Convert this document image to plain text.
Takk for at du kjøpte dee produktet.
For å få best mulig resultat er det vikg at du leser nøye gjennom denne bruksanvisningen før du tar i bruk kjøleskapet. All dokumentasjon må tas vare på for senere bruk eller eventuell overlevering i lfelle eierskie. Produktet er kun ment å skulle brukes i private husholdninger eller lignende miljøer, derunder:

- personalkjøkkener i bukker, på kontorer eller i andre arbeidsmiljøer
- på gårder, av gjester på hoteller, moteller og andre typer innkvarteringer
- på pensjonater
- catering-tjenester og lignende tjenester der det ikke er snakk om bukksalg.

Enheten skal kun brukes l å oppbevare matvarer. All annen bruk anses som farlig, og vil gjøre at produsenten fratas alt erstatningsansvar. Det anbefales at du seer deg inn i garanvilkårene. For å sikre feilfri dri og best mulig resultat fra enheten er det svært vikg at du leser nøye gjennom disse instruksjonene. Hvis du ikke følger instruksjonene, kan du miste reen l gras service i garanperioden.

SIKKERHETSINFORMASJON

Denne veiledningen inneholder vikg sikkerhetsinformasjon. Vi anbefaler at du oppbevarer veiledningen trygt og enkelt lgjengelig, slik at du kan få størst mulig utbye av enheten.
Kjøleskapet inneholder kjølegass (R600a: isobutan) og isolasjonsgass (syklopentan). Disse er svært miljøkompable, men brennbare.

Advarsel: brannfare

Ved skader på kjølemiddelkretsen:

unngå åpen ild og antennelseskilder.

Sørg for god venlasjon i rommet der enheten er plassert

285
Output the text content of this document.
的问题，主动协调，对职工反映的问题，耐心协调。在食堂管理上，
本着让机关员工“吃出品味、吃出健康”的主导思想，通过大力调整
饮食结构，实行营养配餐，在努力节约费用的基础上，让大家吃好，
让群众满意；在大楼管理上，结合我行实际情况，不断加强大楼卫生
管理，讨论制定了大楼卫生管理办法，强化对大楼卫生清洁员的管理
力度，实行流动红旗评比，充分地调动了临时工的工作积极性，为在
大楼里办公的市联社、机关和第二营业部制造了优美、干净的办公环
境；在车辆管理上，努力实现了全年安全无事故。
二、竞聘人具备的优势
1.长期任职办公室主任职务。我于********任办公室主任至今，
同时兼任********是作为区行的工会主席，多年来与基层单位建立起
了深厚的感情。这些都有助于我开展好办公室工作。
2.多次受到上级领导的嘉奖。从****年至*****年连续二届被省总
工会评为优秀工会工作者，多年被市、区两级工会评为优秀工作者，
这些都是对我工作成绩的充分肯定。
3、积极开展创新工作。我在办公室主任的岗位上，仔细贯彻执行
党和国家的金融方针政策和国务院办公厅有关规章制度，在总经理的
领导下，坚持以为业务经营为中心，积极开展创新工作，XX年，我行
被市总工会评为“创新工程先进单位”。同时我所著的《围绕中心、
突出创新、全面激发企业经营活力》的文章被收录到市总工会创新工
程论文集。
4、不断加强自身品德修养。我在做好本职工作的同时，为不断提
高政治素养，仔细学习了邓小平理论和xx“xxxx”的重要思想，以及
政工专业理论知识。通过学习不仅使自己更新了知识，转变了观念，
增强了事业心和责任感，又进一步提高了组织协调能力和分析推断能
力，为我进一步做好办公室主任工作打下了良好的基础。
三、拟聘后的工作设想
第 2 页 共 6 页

## Exercise prompt
Repeat the data precisely, line by line.

## Reply to the task
Convert this document image to plain text.
Takk for at du kjøpte dee produktet.
For å få best mulig resultat er det vikg at du leser nøye gjennom denne bruksanvisningen før du tar i bruk kjøleskapet. All dokumentasjon må tas vare på for senere bruk eller eventuell overlevering i lfelle eierskie. Produktet er kun ment å skulle brukes i private husholdninger eller lignende miljøer, derunder:

- personalkjøkkener i bukker, på kontorer eller i andre arbeidsmiljøer
- på gårder, av gjester på hoteller, moteller og andre typer innkvarteringer
- på pensjonater
- catering-tjenester og lignende tjenester der det ikke er snakk om bukksalg.

Enheten skal kun brukes l å oppbevare matvarer. All annen bruk anses som farlig, og vil gjøre at produsenten fratas alt erstatningsansvar. Det anbefales at du seer deg inn i garanvilkårene. For å sikre feilfri dri og best mulig resultat fra enheten er det svært vikg at du leser nøye gjennom disse instruksjonene. Hvis du ikke følger instruksjonene, kan du miste reen l gras service i garanperioden.

SIKKERHETSINFORMASJON

Denne veiledningen inneholder vikg sikkerhetsinformasjon. Vi anbefaler at du oppbevarer veiledningen trygt og enkelt lgjengelig, slik at du kan få størst mulig utbye av enheten.
Kjøleskapet inneholder kjølegass (R600a: isobutan) og isolasjonsgass (syklopentan). Disse er svært miljøkompable, men brennbare.

Advarsel: brannfare

Ved skader på kjølemiddelkretsen:

unngå åpen ild og antennelseskilder.

Sørg for god venlasjon i rommet der enheten er plassert

285
Output the text content of this document.
的问题，主动协调，对职工反映的问题，耐心协调。在食堂管理上，
本着让机关员工“吃出品味、吃出健康”的主导思想，通过大力调整
饮食结构，实行营养配餐，在努力节约费用的基础上，让大家吃好，
让群众满意；在大楼管理上，结合我行实际情况，不断加强大楼卫生
管理，讨论制定了大楼卫生管理办法，强化对大楼卫生清洁员的管理
力度，实行流动红旗评比，充分地调动了临时工的工作积极性，为在
大楼里办公的市联社、机关和第二营业部制造了优美、干净的办公环
境；在车辆管理上，努力实现了全年安全无事故。
二、竞聘人具备的优势
1.长期任职办公室主任职务。我于********任办公室主任至今，
同时兼任********是作为区行的工会主席，多年来与基层单位建立起
了深厚的感情。这些都有助于我开展好办公室工作。
2.多次受到上级领导的嘉奖。从****年至*****年连续二届被省总
工会评为优秀工会工作者，多年被市、区两级工会评为优秀工作者，
这些都是对我工作成绩的充分肯定。
3、积极开展创新工作。我在办公室主任的岗位上，仔细贯彻执行
党和国家的金融方针政策和国务院办公厅有关规章制度，在总经理的
领导下，坚持以为业务经营为中心，积极开展创新工作，XX年，我行
被市总工会评为“创新工程先进单位”。同时我所著的《围绕中心、
突出创新、全面激发企业经营活力》的文章被收录到市总工会创新工
程论文集。
4、不断加强自身品德修养。我在做好本职工作的同时，为不断提
高政治素养，仔细学习了邓小平理论和xx“xxxx”的重要思想，以及
政工专业理论知识。通过学习不仅使自己更新了知识，转变了观念，
增强了事业心和责任感，又进一步提高了组织协调能力和分析推断能
力，为我进一步做好办公室主任工作打下了良好的基础。
三、拟聘后的工作设想
第 2 页 共 6 页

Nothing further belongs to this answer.